Output the material exactly, but drop every image it holds.

##########

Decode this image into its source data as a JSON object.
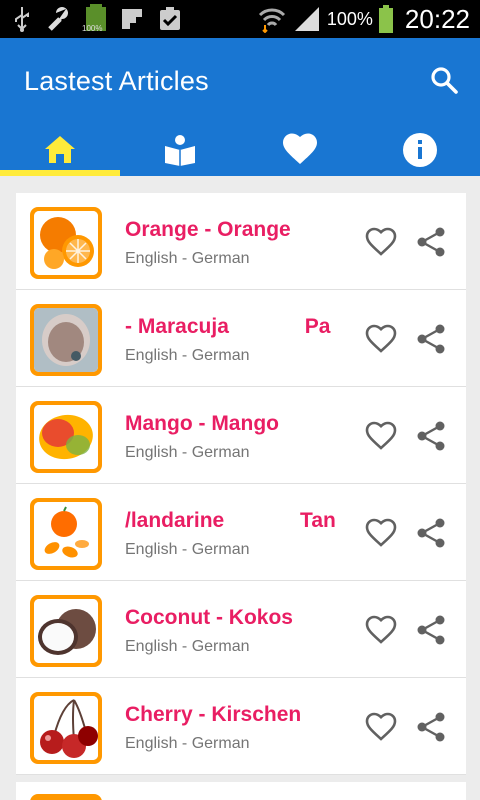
{
  "status_bar": {
    "battery_percent": "100%",
    "small_battery_label": "100%",
    "time": "20:22",
    "icons": [
      "usb-icon",
      "wrench-icon",
      "battery-small-icon",
      "flipboard-icon",
      "clipboard-check-icon",
      "wifi-icon",
      "signal-icon",
      "battery-icon"
    ]
  },
  "app_bar": {
    "title": "Lastest Articles",
    "color": "#1976d2",
    "accent": "#ffeb3b",
    "tabs": [
      {
        "icon": "home-icon",
        "selected": true
      },
      {
        "icon": "reader-icon",
        "selected": false
      },
      {
        "icon": "heart-icon",
        "selected": false
      },
      {
        "icon": "info-icon",
        "selected": false
      }
    ]
  },
  "articles": [
    {
      "title": "Orange - Orange",
      "subtitle": "English - German",
      "image": "orange-image"
    },
    {
      "title": "- Maracuja             Pa",
      "subtitle": "English - German",
      "image": "passionfruit-image"
    },
    {
      "title": "Mango - Mango",
      "subtitle": "English - German",
      "image": "mango-image"
    },
    {
      "title": "/landarine             Tan",
      "subtitle": "English - German",
      "image": "mandarin-image"
    },
    {
      "title": "Coconut - Kokos",
      "subtitle": "English - German",
      "image": "coconut-image"
    },
    {
      "title": "Cherry - Kirschen",
      "subtitle": "English - German",
      "image": "cherry-image"
    }
  ],
  "colors": {
    "title_pink": "#e91e63",
    "subtitle_gray": "#757575",
    "thumb_border": "#ff9800",
    "icon_gray": "#616161"
  }
}
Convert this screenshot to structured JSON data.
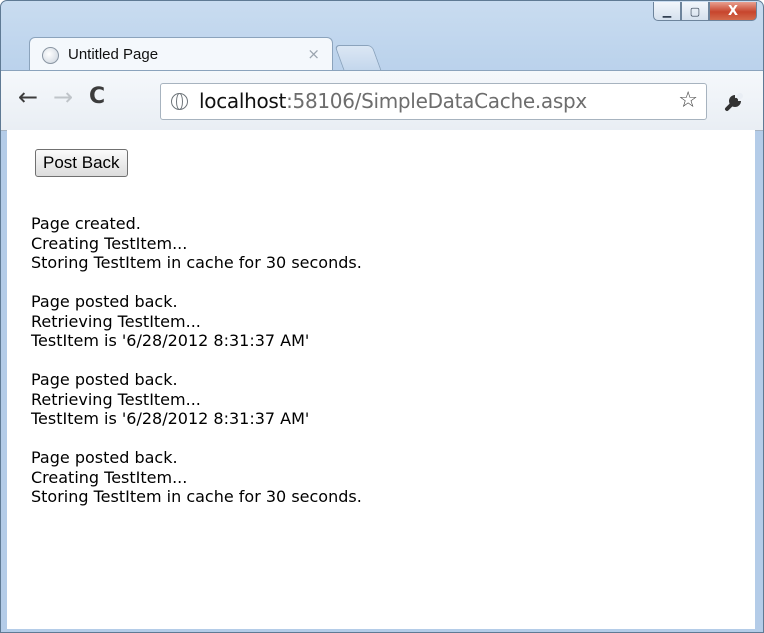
{
  "window": {
    "controls": {
      "minimize": "▁",
      "maximize": "▢",
      "close": "X"
    }
  },
  "tab": {
    "title": "Untitled Page",
    "close_symbol": "×"
  },
  "toolbar": {
    "back_symbol": "←",
    "forward_symbol": "→",
    "reload_symbol": "C",
    "address_host": "localhost",
    "address_path": ":58106/SimpleDataCache.aspx",
    "bookmark_symbol": "☆"
  },
  "page": {
    "button_label": "Post Back",
    "log": [
      [
        "Page created.",
        "Creating TestItem...",
        "Storing TestItem in cache for 30 seconds."
      ],
      [
        "Page posted back.",
        "Retrieving TestItem...",
        "TestItem is '6/28/2012 8:31:37 AM'"
      ],
      [
        "Page posted back.",
        "Retrieving TestItem...",
        "TestItem is '6/28/2012 8:31:37 AM'"
      ],
      [
        "Page posted back.",
        "Creating TestItem...",
        "Storing TestItem in cache for 30 seconds."
      ]
    ]
  }
}
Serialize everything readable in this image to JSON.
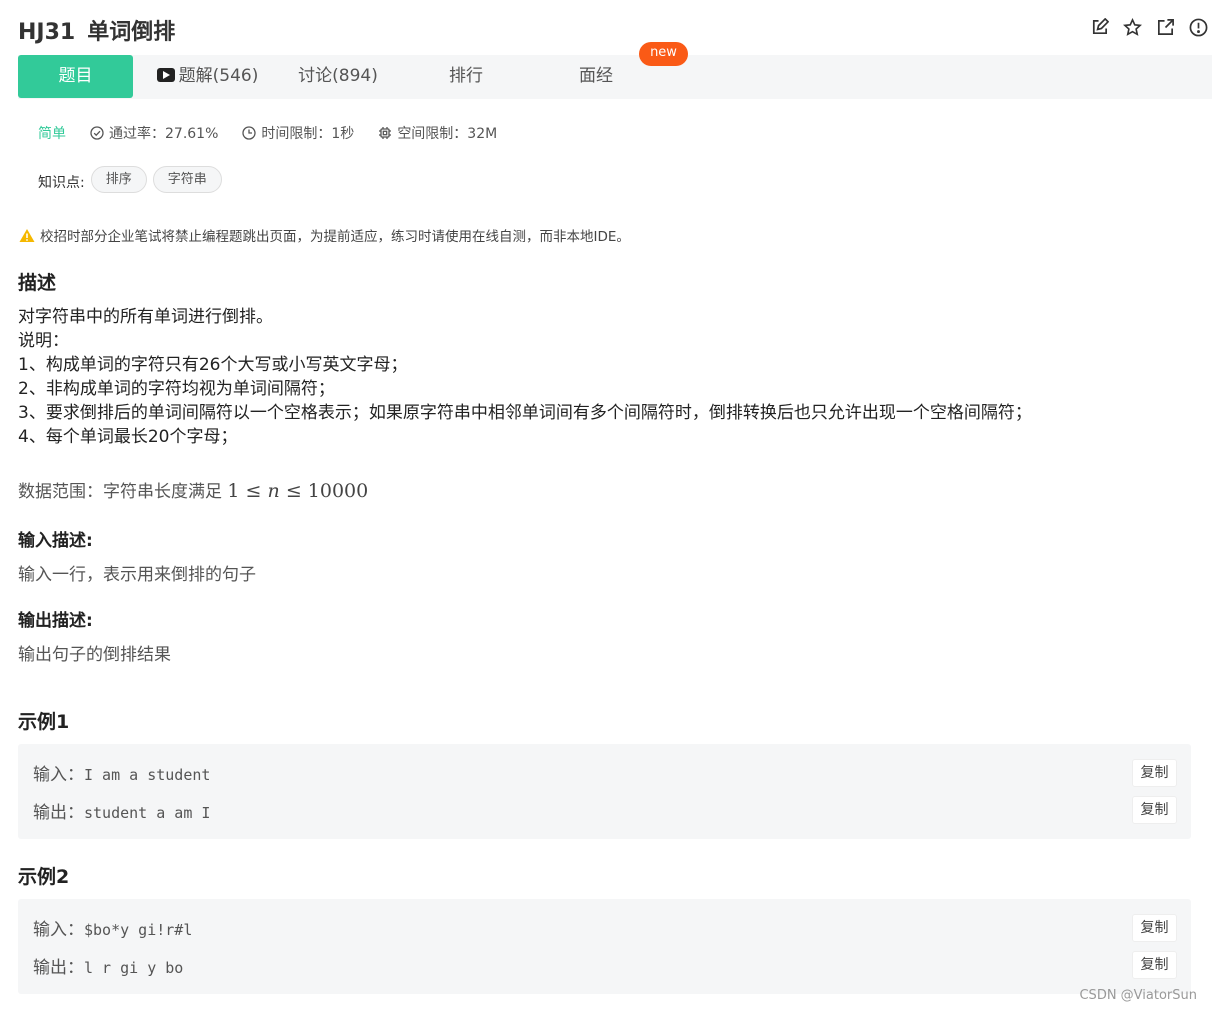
{
  "header": {
    "id": "HJ31",
    "name": "单词倒排"
  },
  "tabs": [
    {
      "label": "题目"
    },
    {
      "label": "题解(546)"
    },
    {
      "label": "讨论(894)"
    },
    {
      "label": "排行"
    },
    {
      "label": "面经"
    }
  ],
  "new_badge": "new",
  "meta": {
    "difficulty": "简单",
    "pass_rate": "通过率：27.61%",
    "time_limit": "时间限制：1秒",
    "space_limit": "空间限制：32M"
  },
  "knowledge": {
    "label": "知识点:",
    "tags": [
      "排序",
      "字符串"
    ]
  },
  "warning": "校招时部分企业笔试将禁止编程题跳出页面，为提前适应，练习时请使用在线自测，而非本地IDE。",
  "description": {
    "heading": "描述",
    "lines": [
      "对字符串中的所有单词进行倒排。",
      "说明：",
      "1、构成单词的字符只有26个大写或小写英文字母；",
      "2、非构成单词的字符均视为单词间隔符；",
      "3、要求倒排后的单词间隔符以一个空格表示；如果原字符串中相邻单词间有多个间隔符时，倒排转换后也只允许出现一个空格间隔符；",
      "4、每个单词最长20个字母；"
    ],
    "range_prefix": "数据范围：字符串长度满足 ",
    "range_low": "1",
    "range_le1": "≤",
    "range_var": "n",
    "range_le2": "≤",
    "range_high": "10000"
  },
  "input_desc": {
    "heading": "输入描述:",
    "text": "输入一行，表示用来倒排的句子"
  },
  "output_desc": {
    "heading": "输出描述:",
    "text": "输出句子的倒排结果"
  },
  "examples": [
    {
      "heading": "示例1",
      "input_label": "输入：",
      "input": "I am a student",
      "output_label": "输出：",
      "output": "student a am I",
      "copy_label": "复制"
    },
    {
      "heading": "示例2",
      "input_label": "输入：",
      "input": "$bo*y gi!r#l",
      "output_label": "输出：",
      "output": "l r gi y bo",
      "copy_label": "复制"
    }
  ],
  "watermark": "CSDN @ViatorSun",
  "colors": {
    "accent": "#32ca99",
    "badge": "#fa5a16",
    "warning": "#f5b800"
  }
}
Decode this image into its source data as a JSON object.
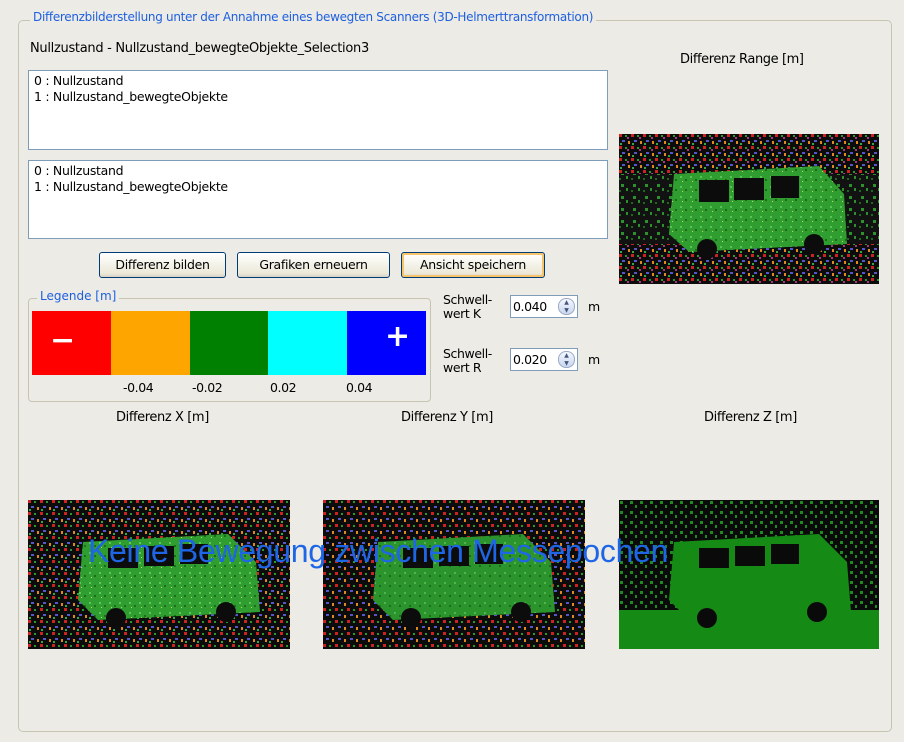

##########

(SOLUTION TO THIS PROBLEM)
Decode this image into its source data as a JSON object.
{
  "status_bar": {
    "battery_percent": "100%",
    "small_battery_label": "100%",
    "time": "20:22",
    "icons": [
      "usb-icon",
      "wrench-icon",
      "battery-small-icon",
      "flipboard-icon",
      "clipboard-check-icon",
      "wifi-icon",
      "signal-icon",
      "battery-icon"
    ]
  },
  "app_bar": {
    "title": "Lastest Articles",
    "color": "#1976d2",
    "accent": "#ffeb3b",
    "tabs": [
      {
        "icon": "home-icon",
        "selected": true
      },
      {
        "icon": "reader-icon",
        "selected": false
      },
      {
        "icon": "heart-icon",
        "selected": false
      },
      {
        "icon": "info-icon",
        "selected": false
      }
    ]
  },
  "articles": [
    {
      "title": "Orange - Orange",
      "subtitle": "English - German",
      "image": "orange-image"
    },
    {
      "title": "- Maracuja             Pa",
      "subtitle": "English - German",
      "image": "passionfruit-image"
    },
    {
      "title": "Mango - Mango",
      "subtitle": "English - German",
      "image": "mango-image"
    },
    {
      "title": "/landarine             Tan",
      "subtitle": "English - German",
      "image": "mandarin-image"
    },
    {
      "title": "Coconut - Kokos",
      "subtitle": "English - German",
      "image": "coconut-image"
    },
    {
      "title": "Cherry - Kirschen",
      "subtitle": "English - German",
      "image": "cherry-image"
    }
  ],
  "colors": {
    "title_pink": "#e91e63",
    "subtitle_gray": "#757575",
    "thumb_border": "#ff9800",
    "icon_gray": "#616161"
  }
}
Convert this screenshot to structured JSON data.
{
  "window": {
    "controls": {
      "minimize": "▁",
      "maximize": "▢",
      "close": "X"
    }
  },
  "tab": {
    "title": "Untitled Page",
    "close_symbol": "×"
  },
  "toolbar": {
    "back_symbol": "←",
    "forward_symbol": "→",
    "reload_symbol": "C",
    "address_host": "localhost",
    "address_path": ":58106/SimpleDataCache.aspx",
    "bookmark_symbol": "☆"
  },
  "page": {
    "button_label": "Post Back",
    "log": [
      [
        "Page created.",
        "Creating TestItem...",
        "Storing TestItem in cache for 30 seconds."
      ],
      [
        "Page posted back.",
        "Retrieving TestItem...",
        "TestItem is '6/28/2012 8:31:37 AM'"
      ],
      [
        "Page posted back.",
        "Retrieving TestItem...",
        "TestItem is '6/28/2012 8:31:37 AM'"
      ],
      [
        "Page posted back.",
        "Creating TestItem...",
        "Storing TestItem in cache for 30 seconds."
      ]
    ]
  }
}
Serialize everything readable in this image to JSON.
{
  "header": {
    "id": "HJ31",
    "name": "单词倒排"
  },
  "tabs": [
    {
      "label": "题目"
    },
    {
      "label": "题解(546)"
    },
    {
      "label": "讨论(894)"
    },
    {
      "label": "排行"
    },
    {
      "label": "面经"
    }
  ],
  "new_badge": "new",
  "meta": {
    "difficulty": "简单",
    "pass_rate": "通过率：27.61%",
    "time_limit": "时间限制：1秒",
    "space_limit": "空间限制：32M"
  },
  "knowledge": {
    "label": "知识点:",
    "tags": [
      "排序",
      "字符串"
    ]
  },
  "warning": "校招时部分企业笔试将禁止编程题跳出页面，为提前适应，练习时请使用在线自测，而非本地IDE。",
  "description": {
    "heading": "描述",
    "lines": [
      "对字符串中的所有单词进行倒排。",
      "说明：",
      "1、构成单词的字符只有26个大写或小写英文字母；",
      "2、非构成单词的字符均视为单词间隔符；",
      "3、要求倒排后的单词间隔符以一个空格表示；如果原字符串中相邻单词间有多个间隔符时，倒排转换后也只允许出现一个空格间隔符；",
      "4、每个单词最长20个字母；"
    ],
    "range_prefix": "数据范围：字符串长度满足 ",
    "range_low": "1",
    "range_le1": "≤",
    "range_var": "n",
    "range_le2": "≤",
    "range_high": "10000"
  },
  "input_desc": {
    "heading": "输入描述:",
    "text": "输入一行，表示用来倒排的句子"
  },
  "output_desc": {
    "heading": "输出描述:",
    "text": "输出句子的倒排结果"
  },
  "examples": [
    {
      "heading": "示例1",
      "input_label": "输入：",
      "input": "I am a student",
      "output_label": "输出：",
      "output": "student a am I",
      "copy_label": "复制"
    },
    {
      "heading": "示例2",
      "input_label": "输入：",
      "input": "$bo*y gi!r#l",
      "output_label": "输出：",
      "output": "l r gi y bo",
      "copy_label": "复制"
    }
  ],
  "watermark": "CSDN @ViatorSun",
  "colors": {
    "accent": "#32ca99",
    "badge": "#fa5a16",
    "warning": "#f5b800"
  }
}
Decode this image into its source data as a JSON object.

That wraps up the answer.